Go through the listing beneath this task and return every line that carries the string "ffffff".

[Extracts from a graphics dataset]
---

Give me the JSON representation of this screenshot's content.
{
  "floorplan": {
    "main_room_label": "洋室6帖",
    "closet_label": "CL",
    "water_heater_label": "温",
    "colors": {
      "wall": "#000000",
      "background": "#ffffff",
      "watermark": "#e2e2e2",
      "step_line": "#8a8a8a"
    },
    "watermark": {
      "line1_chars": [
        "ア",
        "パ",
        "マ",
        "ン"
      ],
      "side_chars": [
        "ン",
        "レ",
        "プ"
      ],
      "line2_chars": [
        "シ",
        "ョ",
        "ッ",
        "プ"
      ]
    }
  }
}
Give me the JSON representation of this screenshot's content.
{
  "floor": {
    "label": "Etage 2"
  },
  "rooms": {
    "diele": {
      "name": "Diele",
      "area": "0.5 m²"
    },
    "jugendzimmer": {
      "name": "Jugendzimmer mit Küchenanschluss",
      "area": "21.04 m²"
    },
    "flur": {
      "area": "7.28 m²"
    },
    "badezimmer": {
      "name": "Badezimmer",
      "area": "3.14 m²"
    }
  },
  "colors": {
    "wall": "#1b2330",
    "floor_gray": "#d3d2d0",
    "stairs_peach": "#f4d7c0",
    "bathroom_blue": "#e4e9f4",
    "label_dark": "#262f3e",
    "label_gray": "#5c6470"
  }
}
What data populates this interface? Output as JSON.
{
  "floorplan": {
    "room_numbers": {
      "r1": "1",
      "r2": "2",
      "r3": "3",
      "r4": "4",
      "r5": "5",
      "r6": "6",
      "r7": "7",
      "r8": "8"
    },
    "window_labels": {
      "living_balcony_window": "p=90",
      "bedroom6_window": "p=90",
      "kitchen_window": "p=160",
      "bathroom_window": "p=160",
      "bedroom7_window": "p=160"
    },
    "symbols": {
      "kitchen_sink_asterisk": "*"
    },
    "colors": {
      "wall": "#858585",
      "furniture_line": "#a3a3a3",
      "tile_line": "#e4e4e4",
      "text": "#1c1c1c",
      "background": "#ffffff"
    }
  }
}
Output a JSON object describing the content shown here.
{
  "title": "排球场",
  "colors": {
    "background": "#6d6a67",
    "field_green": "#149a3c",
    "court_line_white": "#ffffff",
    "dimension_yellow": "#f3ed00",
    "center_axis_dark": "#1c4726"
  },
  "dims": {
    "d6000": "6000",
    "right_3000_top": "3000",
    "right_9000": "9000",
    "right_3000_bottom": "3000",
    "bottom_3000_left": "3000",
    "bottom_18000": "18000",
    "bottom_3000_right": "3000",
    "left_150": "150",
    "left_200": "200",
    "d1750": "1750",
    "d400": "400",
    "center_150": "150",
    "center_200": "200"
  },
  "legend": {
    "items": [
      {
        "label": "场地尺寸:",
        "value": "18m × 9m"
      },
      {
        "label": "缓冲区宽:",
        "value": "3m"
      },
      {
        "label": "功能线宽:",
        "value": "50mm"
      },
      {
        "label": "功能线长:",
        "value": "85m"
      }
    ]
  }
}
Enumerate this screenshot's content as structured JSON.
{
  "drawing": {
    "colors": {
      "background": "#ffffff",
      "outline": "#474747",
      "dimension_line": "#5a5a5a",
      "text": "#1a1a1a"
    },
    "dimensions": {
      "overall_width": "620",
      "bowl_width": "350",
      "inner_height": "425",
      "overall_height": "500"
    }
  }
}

---

SOLUTION TO THIS TASK:
      "background": "#ffffff",
      "background": "#ffffff"
    "court_line_white": "#ffffff",
      "background": "#ffffff",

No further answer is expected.